[Data records]
━━━━━━━━━━
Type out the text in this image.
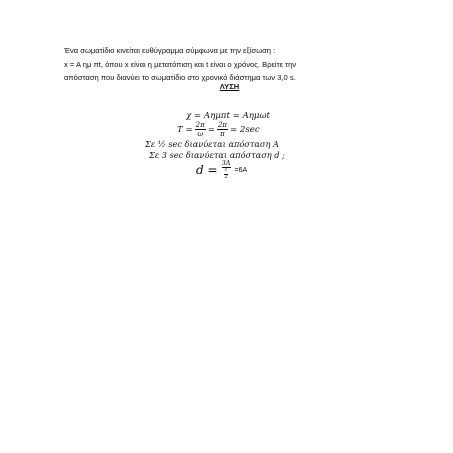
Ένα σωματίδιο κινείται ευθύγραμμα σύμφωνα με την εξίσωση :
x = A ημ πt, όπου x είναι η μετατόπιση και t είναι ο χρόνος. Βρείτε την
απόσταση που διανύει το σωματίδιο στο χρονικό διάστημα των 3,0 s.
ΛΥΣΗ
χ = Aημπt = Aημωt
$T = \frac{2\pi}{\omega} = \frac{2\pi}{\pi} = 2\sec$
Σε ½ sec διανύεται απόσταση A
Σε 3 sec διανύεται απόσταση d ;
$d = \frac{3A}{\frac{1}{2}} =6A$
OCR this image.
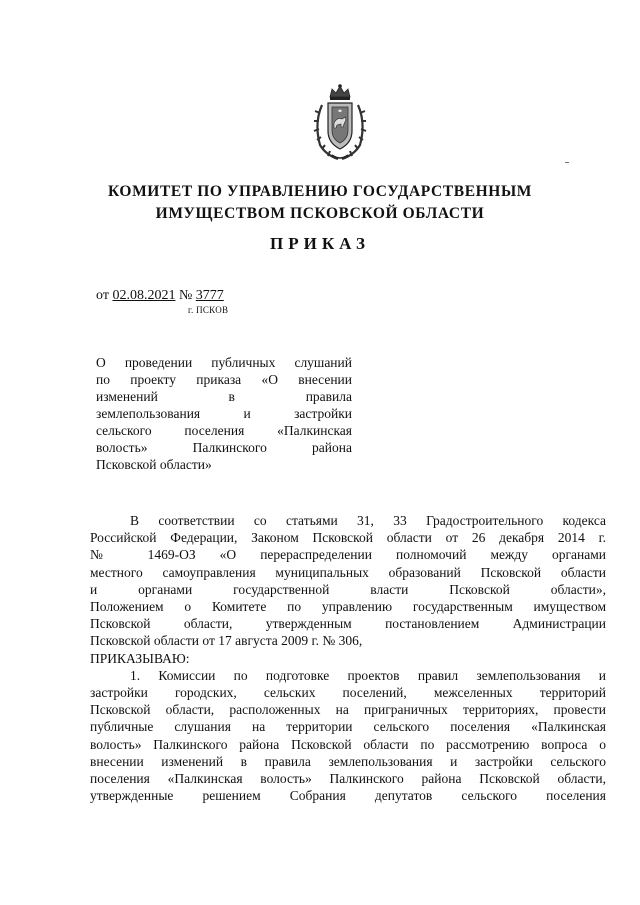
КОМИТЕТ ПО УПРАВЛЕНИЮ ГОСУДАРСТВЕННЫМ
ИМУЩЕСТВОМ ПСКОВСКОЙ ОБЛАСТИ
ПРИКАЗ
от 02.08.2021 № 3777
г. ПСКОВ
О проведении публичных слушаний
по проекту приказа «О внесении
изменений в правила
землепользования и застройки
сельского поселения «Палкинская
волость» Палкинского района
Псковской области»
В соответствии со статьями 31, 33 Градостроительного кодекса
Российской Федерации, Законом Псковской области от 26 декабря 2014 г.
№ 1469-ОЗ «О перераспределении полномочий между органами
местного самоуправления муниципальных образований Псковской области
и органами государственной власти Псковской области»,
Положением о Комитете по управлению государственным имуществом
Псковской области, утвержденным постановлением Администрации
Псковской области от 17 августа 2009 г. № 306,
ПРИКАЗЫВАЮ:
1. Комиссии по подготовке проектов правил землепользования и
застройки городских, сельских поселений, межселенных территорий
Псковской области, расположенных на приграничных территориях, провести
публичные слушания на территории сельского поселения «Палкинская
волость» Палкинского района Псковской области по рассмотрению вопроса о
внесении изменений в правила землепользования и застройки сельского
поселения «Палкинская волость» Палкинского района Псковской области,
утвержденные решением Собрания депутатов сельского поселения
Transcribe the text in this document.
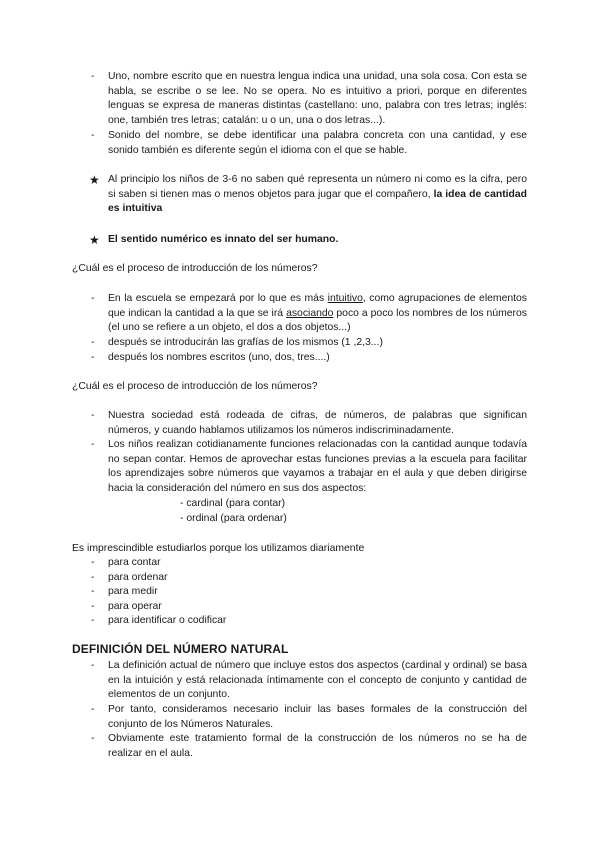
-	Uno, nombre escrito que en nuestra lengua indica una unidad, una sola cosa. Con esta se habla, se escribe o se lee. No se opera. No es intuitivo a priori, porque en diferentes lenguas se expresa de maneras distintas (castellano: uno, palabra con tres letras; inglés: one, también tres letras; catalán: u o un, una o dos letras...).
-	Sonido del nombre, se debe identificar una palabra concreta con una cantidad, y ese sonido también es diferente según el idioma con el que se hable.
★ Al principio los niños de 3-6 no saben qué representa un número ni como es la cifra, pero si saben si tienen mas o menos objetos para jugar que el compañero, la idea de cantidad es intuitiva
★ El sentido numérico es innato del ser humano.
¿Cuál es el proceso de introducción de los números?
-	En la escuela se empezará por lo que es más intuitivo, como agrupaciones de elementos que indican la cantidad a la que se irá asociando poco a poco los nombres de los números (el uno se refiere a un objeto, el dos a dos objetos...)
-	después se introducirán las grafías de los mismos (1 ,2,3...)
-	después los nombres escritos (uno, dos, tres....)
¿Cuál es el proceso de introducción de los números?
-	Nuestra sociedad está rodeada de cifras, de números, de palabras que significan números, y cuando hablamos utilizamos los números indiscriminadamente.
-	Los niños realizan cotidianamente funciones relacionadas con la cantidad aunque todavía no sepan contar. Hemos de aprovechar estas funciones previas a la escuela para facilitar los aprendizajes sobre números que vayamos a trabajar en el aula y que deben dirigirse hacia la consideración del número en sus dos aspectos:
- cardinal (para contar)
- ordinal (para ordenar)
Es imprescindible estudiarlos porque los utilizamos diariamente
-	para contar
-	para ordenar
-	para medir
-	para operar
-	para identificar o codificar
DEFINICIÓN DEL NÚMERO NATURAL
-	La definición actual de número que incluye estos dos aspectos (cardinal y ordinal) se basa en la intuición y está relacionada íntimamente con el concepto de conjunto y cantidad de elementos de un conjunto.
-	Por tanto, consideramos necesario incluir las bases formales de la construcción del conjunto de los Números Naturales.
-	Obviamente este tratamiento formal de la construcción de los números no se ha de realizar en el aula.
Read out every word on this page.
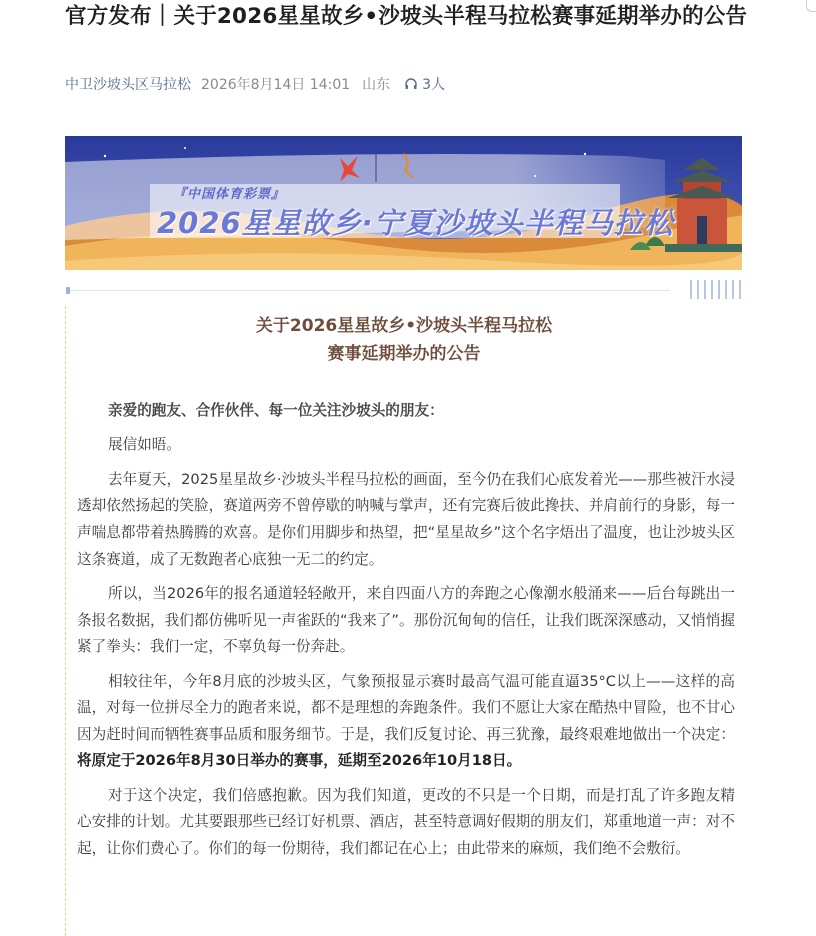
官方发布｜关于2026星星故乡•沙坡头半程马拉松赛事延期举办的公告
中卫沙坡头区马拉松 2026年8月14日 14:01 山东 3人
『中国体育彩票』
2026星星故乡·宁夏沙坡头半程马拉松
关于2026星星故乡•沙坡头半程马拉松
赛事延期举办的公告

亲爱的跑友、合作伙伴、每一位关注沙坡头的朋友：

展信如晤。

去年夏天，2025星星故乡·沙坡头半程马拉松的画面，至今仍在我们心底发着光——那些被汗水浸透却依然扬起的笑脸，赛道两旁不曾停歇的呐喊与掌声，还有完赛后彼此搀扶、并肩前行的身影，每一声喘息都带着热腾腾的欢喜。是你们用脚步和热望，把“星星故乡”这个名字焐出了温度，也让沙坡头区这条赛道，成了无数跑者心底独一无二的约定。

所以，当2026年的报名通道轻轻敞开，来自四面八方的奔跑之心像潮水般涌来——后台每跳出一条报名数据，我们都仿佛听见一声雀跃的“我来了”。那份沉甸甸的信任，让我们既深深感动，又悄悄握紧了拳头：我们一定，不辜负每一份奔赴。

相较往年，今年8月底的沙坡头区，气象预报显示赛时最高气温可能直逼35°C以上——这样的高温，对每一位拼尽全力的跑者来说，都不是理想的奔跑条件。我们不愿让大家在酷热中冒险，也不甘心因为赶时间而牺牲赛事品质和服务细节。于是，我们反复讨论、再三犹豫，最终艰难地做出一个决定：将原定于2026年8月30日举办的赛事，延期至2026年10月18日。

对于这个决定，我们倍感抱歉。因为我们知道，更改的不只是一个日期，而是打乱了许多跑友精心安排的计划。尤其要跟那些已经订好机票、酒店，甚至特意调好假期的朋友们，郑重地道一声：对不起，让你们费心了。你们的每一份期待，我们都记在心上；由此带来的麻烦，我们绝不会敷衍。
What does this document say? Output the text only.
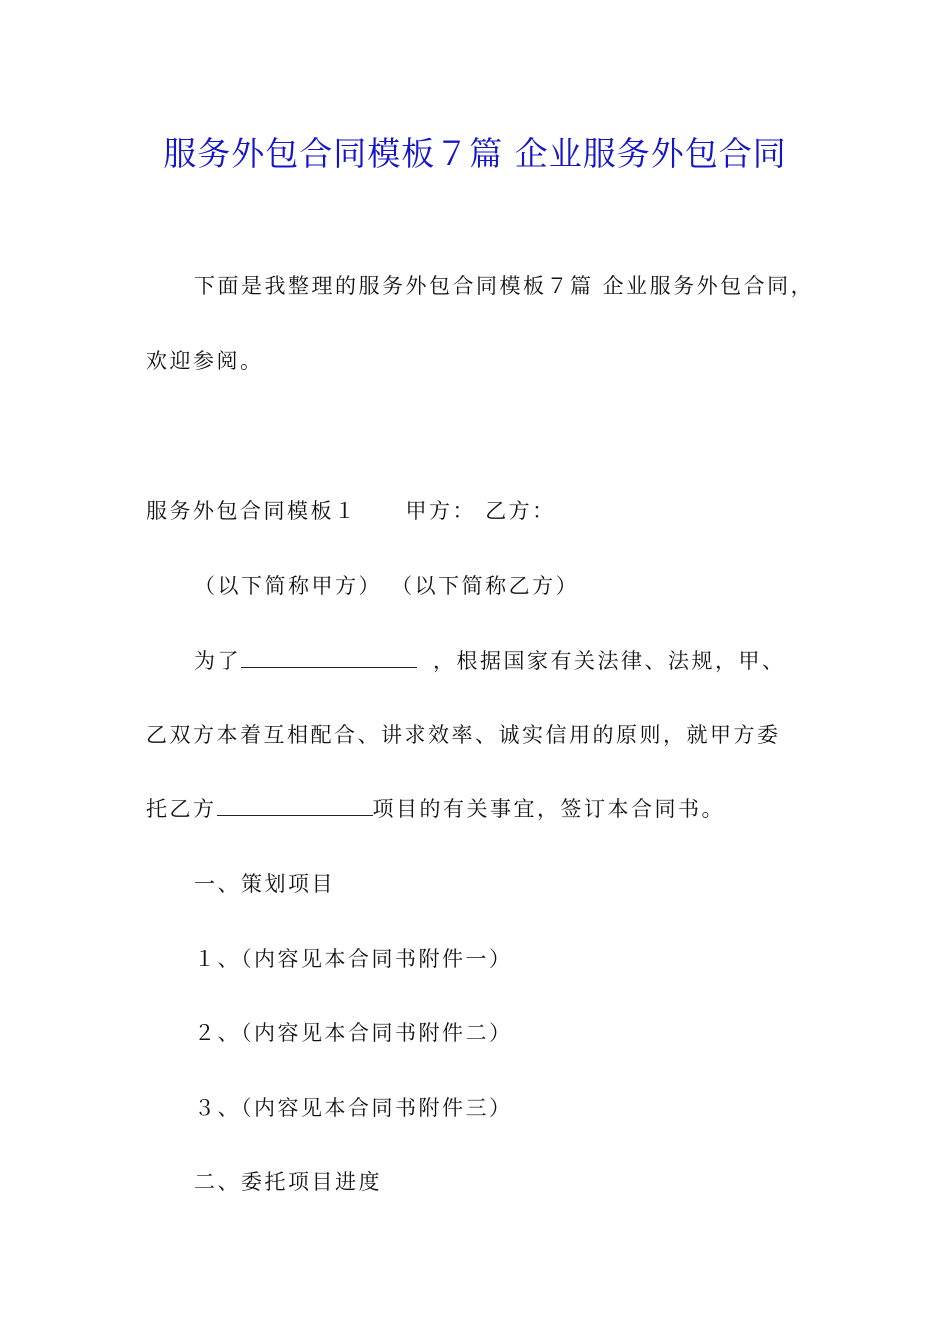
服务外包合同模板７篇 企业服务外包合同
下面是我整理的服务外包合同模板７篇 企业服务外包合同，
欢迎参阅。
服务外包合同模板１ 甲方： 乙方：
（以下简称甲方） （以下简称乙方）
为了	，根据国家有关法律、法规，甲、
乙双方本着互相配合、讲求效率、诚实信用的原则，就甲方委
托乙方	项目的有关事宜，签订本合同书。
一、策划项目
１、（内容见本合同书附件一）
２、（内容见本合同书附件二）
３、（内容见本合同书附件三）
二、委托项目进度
━━━━━━━━━━
Copy the records exactly. Skip the pictures.

Type out the text in this image.
Ένα σωματίδιο κινείται ευθύγραμμα σύμφωνα με την εξίσωση :
x = A ημ πt, όπου x είναι η μετατόπιση και t είναι ο χρόνος. Βρείτε την
απόσταση που διανύει το σωματίδιο στο χρονικό διάστημα των 3,0 s.
ΛΥΣΗ
χ = Aημπt = Aημωt
$T = \frac{2\pi}{\omega} = \frac{2\pi}{\pi} = 2\sec$
Σε ½ sec διανύεται απόσταση A
Σε 3 sec διανύεται απόσταση d ;
$d = \frac{3A}{\frac{1}{2}} =6A$
OCR this image.
КОМИТЕТ ПО УПРАВЛЕНИЮ ГОСУДАРСТВЕННЫМ
ИМУЩЕСТВОМ ПСКОВСКОЙ ОБЛАСТИ
ПРИКАЗ
от 02.08.2021 № 3777
г. ПСКОВ
О проведении публичных слушаний
по проекту приказа «О внесении
изменений в правила
землепользования и застройки
сельского поселения «Палкинская
волость» Палкинского района
Псковской области»
В соответствии со статьями 31, 33 Градостроительного кодекса
Российской Федерации, Законом Псковской области от 26 декабря 2014 г.
№ 1469-ОЗ «О перераспределении полномочий между органами
местного самоуправления муниципальных образований Псковской области
и органами государственной власти Псковской области»,
Положением о Комитете по управлению государственным имуществом
Псковской области, утвержденным постановлением Администрации
Псковской области от 17 августа 2009 г. № 306,
ПРИКАЗЫВАЮ:
1. Комиссии по подготовке проектов правил землепользования и
застройки городских, сельских поселений, межселенных территорий
Псковской области, расположенных на приграничных территориях, провести
публичные слушания на территории сельского поселения «Палкинская
волость» Палкинского района Псковской области по рассмотрению вопроса о
внесении изменений в правила землепользования и застройки сельского
поселения «Палкинская волость» Палкинского района Псковской области,
утвержденные решением Собрания депутатов сельского поселения
Transcribe the text in this document.
-	Uno, nombre escrito que en nuestra lengua indica una unidad, una sola cosa. Con esta se habla, se escribe o se lee. No se opera. No es intuitivo a priori, porque en diferentes lenguas se expresa de maneras distintas (castellano: uno, palabra con tres letras; inglés: one, también tres letras; catalán: u o un, una o dos letras...).
-	Sonido del nombre, se debe identificar una palabra concreta con una cantidad, y ese sonido también es diferente según el idioma con el que se hable.
★ Al principio los niños de 3-6 no saben qué representa un número ni como es la cifra, pero si saben si tienen mas o menos objetos para jugar que el compañero, la idea de cantidad es intuitiva
★ El sentido numérico es innato del ser humano.
¿Cuál es el proceso de introducción de los números?
-	En la escuela se empezará por lo que es más intuitivo, como agrupaciones de elementos que indican la cantidad a la que se irá asociando poco a poco los nombres de los números (el uno se refiere a un objeto, el dos a dos objetos...)
-	después se introducirán las grafías de los mismos (1 ,2,3...)
-	después los nombres escritos (uno, dos, tres....)
¿Cuál es el proceso de introducción de los números?
-	Nuestra sociedad está rodeada de cifras, de números, de palabras que significan números, y cuando hablamos utilizamos los números indiscriminadamente.
-	Los niños realizan cotidianamente funciones relacionadas con la cantidad aunque todavía no sepan contar. Hemos de aprovechar estas funciones previas a la escuela para facilitar los aprendizajes sobre números que vayamos a trabajar en el aula y que deben dirigirse hacia la consideración del número en sus dos aspectos:
- cardinal (para contar)
- ordinal (para ordenar)
Es imprescindible estudiarlos porque los utilizamos diariamente
-	para contar
-	para ordenar
-	para medir
-	para operar
-	para identificar o codificar
DEFINICIÓN DEL NÚMERO NATURAL
-	La definición actual de número que incluye estos dos aspectos (cardinal y ordinal) se basa en la intuición y está relacionada íntimamente con el concepto de conjunto y cantidad de elementos de un conjunto.
-	Por tanto, consideramos necesario incluir las bases formales de la construcción del conjunto de los Números Naturales.
-	Obviamente este tratamiento formal de la construcción de los números no se ha de realizar en el aula.
Read out every word on this page.
官方发布｜关于2026星星故乡•沙坡头半程马拉松赛事延期举办的公告
中卫沙坡头区马拉松 2026年8月14日 14:01 山东 3人
『中国体育彩票』
2026星星故乡·宁夏沙坡头半程马拉松
关于2026星星故乡•沙坡头半程马拉松
赛事延期举办的公告

亲爱的跑友、合作伙伴、每一位关注沙坡头的朋友：

展信如晤。

去年夏天，2025星星故乡·沙坡头半程马拉松的画面，至今仍在我们心底发着光——那些被汗水浸透却依然扬起的笑脸，赛道两旁不曾停歇的呐喊与掌声，还有完赛后彼此搀扶、并肩前行的身影，每一声喘息都带着热腾腾的欢喜。是你们用脚步和热望，把“星星故乡”这个名字焐出了温度，也让沙坡头区这条赛道，成了无数跑者心底独一无二的约定。

所以，当2026年的报名通道轻轻敞开，来自四面八方的奔跑之心像潮水般涌来——后台每跳出一条报名数据，我们都仿佛听见一声雀跃的“我来了”。那份沉甸甸的信任，让我们既深深感动，又悄悄握紧了拳头：我们一定，不辜负每一份奔赴。

相较往年，今年8月底的沙坡头区，气象预报显示赛时最高气温可能直逼35°C以上——这样的高温，对每一位拼尽全力的跑者来说，都不是理想的奔跑条件。我们不愿让大家在酷热中冒险，也不甘心因为赶时间而牺牲赛事品质和服务细节。于是，我们反复讨论、再三犹豫，最终艰难地做出一个决定：将原定于2026年8月30日举办的赛事，延期至2026年10月18日。

对于这个决定，我们倍感抱歉。因为我们知道，更改的不只是一个日期，而是打乱了许多跑友精心安排的计划。尤其要跟那些已经订好机票、酒店，甚至特意调好假期的朋友们，郑重地道一声：对不起，让你们费心了。你们的每一份期待，我们都记在心上；由此带来的麻烦，我们绝不会敷衍。
What does this document say? Output the text only.
服务外包合同模板７篇 企业服务外包合同
下面是我整理的服务外包合同模板７篇 企业服务外包合同，
欢迎参阅。
服务外包合同模板１ 甲方： 乙方：
（以下简称甲方） （以下简称乙方）
为了	，根据国家有关法律、法规，甲、
乙双方本着互相配合、讲求效率、诚实信用的原则，就甲方委
托乙方	项目的有关事宜，签订本合同书。
一、策划项目
１、（内容见本合同书附件一）
２、（内容见本合同书附件二）
３、（内容见本合同书附件三）
二、委托项目进度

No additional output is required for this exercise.